■ Task objective: Identify each line below that contains the word "ylabel", and copy it out.

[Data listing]
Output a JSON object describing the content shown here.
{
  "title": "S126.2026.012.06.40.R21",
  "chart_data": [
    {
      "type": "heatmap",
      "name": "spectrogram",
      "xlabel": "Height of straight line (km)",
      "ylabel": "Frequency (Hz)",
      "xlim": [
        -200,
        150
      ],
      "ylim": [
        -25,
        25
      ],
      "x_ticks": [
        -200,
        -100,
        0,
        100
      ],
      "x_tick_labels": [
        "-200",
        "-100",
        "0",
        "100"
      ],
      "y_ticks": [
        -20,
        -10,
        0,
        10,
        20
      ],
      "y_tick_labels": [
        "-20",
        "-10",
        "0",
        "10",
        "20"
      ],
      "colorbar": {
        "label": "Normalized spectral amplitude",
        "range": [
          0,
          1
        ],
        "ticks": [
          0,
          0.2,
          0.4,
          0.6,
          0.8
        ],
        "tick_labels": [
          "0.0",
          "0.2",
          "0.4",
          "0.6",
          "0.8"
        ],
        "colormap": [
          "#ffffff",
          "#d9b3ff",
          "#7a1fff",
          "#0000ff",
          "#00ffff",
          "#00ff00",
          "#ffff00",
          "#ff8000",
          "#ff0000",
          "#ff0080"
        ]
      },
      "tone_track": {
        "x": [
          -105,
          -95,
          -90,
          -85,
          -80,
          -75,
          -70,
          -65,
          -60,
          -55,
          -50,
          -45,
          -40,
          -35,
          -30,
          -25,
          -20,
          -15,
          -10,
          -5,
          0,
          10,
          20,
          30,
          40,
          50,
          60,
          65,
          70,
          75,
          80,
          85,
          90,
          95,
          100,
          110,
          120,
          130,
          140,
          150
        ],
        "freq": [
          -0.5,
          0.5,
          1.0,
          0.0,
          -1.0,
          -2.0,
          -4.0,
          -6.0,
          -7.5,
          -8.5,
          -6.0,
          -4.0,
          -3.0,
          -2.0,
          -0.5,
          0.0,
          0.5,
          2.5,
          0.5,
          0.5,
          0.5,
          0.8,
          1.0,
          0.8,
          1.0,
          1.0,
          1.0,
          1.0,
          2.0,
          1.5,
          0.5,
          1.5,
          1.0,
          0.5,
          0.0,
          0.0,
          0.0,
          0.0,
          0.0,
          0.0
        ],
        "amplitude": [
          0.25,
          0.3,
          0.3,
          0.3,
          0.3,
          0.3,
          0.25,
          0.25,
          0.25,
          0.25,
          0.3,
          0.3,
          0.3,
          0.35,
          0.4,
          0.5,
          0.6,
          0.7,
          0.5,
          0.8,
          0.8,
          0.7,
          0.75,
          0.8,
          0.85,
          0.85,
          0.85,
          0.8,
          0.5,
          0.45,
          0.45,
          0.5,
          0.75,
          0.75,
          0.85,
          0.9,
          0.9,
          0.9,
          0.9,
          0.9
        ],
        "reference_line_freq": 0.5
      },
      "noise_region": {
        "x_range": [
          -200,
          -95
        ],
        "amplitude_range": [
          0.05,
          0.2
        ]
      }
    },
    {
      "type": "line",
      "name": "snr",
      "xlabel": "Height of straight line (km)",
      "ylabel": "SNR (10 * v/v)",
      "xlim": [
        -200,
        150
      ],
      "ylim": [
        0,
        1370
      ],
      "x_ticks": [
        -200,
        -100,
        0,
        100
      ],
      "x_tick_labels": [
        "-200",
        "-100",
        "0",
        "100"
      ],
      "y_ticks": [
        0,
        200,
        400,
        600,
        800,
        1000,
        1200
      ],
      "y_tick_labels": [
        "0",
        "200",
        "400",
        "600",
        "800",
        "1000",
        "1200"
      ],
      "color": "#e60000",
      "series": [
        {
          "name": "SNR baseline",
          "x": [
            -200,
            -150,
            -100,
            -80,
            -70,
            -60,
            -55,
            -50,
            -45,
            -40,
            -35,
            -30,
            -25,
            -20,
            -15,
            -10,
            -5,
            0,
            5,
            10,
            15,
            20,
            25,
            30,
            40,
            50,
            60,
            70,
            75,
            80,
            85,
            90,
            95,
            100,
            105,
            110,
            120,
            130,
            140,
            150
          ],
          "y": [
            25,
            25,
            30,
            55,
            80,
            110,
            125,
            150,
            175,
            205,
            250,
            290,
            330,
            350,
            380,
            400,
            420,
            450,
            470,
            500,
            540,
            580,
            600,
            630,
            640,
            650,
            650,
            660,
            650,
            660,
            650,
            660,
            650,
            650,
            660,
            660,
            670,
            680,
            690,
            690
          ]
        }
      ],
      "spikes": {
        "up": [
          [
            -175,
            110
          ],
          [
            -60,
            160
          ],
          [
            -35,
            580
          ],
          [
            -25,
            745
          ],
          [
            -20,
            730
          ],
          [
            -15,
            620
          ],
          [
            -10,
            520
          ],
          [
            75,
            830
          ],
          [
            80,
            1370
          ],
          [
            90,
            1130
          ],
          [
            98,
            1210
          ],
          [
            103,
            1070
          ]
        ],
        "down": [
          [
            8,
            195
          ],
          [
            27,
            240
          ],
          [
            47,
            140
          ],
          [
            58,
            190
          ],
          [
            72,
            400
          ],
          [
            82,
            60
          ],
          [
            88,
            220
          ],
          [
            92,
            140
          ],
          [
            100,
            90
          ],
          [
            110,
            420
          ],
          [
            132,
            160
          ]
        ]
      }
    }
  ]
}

■ Exercise response:
      "ylabel": "Frequency (Hz)",
      "ylabel": "SNR (10 * v/v)",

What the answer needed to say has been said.